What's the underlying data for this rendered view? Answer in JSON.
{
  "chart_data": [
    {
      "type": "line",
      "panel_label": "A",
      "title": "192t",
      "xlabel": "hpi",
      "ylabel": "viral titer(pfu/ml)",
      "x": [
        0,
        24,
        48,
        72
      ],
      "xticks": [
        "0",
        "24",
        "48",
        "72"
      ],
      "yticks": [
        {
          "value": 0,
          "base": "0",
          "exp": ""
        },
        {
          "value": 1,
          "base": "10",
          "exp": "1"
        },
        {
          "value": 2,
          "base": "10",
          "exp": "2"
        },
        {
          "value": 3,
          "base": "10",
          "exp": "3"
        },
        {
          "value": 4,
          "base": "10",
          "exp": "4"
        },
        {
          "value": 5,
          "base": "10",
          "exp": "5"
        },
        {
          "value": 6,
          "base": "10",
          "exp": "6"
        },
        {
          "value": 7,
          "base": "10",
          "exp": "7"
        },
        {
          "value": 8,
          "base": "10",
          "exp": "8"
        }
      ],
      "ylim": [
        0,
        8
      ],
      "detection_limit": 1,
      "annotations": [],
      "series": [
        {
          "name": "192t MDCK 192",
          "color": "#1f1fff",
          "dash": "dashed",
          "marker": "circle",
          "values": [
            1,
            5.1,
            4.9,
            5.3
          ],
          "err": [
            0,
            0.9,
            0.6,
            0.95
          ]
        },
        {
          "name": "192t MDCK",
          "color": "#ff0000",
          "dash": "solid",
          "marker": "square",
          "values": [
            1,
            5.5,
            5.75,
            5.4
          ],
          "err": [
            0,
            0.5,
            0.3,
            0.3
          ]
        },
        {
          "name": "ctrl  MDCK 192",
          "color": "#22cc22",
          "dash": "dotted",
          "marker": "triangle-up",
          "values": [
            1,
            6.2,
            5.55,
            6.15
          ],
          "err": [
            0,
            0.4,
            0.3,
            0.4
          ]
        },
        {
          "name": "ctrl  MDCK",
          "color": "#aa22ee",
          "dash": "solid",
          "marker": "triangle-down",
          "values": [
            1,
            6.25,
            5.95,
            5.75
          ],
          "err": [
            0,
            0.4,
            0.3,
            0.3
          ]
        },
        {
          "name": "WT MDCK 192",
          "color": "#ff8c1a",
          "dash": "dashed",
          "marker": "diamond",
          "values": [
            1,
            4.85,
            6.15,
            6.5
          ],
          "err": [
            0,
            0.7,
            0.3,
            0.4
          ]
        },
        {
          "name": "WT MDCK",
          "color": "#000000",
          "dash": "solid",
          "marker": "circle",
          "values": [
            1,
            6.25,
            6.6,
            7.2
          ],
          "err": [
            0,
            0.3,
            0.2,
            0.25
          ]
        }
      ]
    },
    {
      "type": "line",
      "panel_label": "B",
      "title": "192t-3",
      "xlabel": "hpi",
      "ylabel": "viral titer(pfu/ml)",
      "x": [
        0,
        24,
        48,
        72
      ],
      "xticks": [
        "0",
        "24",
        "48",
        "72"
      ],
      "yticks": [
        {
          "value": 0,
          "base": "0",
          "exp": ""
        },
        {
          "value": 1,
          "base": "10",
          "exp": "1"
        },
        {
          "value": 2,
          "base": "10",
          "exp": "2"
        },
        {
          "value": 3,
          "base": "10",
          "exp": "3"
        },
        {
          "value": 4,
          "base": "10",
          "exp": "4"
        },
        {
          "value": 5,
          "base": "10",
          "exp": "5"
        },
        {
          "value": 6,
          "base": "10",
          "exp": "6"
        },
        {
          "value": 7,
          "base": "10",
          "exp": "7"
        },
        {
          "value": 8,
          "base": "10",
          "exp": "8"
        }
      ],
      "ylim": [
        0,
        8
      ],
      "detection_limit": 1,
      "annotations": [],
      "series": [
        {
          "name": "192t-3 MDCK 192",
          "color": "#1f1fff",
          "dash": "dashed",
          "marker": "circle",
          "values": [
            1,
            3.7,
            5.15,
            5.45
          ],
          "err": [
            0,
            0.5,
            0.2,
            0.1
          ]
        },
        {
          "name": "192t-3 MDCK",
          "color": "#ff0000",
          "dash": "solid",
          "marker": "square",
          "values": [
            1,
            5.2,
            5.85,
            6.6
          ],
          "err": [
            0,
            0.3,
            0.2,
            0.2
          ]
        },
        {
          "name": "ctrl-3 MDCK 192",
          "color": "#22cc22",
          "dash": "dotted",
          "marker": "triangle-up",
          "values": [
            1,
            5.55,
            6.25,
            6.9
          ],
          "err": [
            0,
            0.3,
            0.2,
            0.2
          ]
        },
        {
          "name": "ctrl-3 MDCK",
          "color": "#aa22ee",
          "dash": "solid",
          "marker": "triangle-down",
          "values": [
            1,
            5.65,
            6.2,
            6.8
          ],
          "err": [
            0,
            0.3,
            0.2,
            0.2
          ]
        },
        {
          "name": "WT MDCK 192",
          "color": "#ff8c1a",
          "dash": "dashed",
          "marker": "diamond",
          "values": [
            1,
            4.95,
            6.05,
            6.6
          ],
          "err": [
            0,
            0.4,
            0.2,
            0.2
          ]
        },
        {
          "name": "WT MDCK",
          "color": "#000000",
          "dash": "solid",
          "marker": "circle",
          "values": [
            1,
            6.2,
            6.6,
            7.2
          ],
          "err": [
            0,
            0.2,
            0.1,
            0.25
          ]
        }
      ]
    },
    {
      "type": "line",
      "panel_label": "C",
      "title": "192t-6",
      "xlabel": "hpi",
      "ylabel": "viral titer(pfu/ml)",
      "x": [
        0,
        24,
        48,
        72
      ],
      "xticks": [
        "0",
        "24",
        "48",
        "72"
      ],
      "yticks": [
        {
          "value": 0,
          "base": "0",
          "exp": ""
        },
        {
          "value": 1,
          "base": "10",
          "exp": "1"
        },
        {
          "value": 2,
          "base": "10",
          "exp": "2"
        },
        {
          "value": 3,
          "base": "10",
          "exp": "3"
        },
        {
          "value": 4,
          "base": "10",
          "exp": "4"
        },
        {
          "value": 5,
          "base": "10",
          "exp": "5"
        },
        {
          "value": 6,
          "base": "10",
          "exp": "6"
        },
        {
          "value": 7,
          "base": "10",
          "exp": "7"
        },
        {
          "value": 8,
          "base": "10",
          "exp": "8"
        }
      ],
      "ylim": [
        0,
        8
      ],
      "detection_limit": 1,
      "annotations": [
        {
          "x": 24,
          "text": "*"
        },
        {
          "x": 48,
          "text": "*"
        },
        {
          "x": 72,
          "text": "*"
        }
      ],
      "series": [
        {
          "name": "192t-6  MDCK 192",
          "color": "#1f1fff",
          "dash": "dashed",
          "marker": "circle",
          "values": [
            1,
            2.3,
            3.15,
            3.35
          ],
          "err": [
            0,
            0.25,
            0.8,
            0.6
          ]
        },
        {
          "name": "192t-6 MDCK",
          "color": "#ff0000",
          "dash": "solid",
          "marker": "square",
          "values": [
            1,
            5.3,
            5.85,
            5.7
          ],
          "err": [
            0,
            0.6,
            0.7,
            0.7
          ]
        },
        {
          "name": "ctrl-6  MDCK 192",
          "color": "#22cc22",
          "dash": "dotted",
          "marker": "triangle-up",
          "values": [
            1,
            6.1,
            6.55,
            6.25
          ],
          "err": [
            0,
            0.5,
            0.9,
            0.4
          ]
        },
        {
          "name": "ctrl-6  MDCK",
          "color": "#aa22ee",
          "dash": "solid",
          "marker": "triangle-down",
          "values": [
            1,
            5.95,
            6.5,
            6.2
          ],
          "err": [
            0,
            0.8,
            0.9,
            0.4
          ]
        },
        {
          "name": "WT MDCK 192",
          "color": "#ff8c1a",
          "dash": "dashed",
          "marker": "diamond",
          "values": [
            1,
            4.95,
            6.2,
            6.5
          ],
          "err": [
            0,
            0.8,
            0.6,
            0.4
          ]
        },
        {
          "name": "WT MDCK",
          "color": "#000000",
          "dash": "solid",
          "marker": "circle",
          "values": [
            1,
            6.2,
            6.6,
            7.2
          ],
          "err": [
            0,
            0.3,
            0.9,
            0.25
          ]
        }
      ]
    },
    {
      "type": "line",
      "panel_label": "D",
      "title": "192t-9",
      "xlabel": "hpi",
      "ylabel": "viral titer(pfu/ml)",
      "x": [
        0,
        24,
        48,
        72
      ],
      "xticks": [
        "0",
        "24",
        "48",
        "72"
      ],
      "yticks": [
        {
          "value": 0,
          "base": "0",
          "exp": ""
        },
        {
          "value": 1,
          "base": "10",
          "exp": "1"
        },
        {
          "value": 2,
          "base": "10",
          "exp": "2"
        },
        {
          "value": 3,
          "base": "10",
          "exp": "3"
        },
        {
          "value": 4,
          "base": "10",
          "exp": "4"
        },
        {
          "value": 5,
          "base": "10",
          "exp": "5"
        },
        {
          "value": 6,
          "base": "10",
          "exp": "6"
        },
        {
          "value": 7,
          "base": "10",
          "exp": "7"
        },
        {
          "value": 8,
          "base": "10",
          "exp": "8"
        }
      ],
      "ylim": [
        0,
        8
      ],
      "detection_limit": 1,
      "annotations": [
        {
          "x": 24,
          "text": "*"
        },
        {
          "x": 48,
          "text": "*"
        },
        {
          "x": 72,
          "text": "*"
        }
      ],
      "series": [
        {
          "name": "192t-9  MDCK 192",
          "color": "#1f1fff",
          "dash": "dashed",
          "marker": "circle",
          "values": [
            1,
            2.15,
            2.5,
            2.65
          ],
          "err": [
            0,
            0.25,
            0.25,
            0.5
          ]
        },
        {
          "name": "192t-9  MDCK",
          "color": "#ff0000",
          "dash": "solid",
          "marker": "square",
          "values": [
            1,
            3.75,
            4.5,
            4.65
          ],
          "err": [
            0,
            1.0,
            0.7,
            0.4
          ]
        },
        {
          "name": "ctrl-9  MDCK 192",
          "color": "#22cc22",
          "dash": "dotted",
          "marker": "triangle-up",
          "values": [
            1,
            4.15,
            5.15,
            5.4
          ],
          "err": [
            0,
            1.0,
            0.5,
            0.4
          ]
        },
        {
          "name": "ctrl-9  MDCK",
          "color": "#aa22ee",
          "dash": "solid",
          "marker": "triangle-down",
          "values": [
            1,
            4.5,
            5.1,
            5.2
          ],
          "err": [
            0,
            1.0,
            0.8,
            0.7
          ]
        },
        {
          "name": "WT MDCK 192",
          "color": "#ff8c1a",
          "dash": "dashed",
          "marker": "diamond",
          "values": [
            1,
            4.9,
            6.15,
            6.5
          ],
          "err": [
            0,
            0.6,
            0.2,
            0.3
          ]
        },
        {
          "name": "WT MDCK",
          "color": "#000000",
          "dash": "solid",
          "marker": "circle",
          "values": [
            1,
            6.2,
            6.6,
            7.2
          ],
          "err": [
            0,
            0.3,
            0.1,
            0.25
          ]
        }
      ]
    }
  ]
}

Problem.
Line count for the string "ctrl": please say how many lines in the entries above contain it, with no other words.

Task solution.
8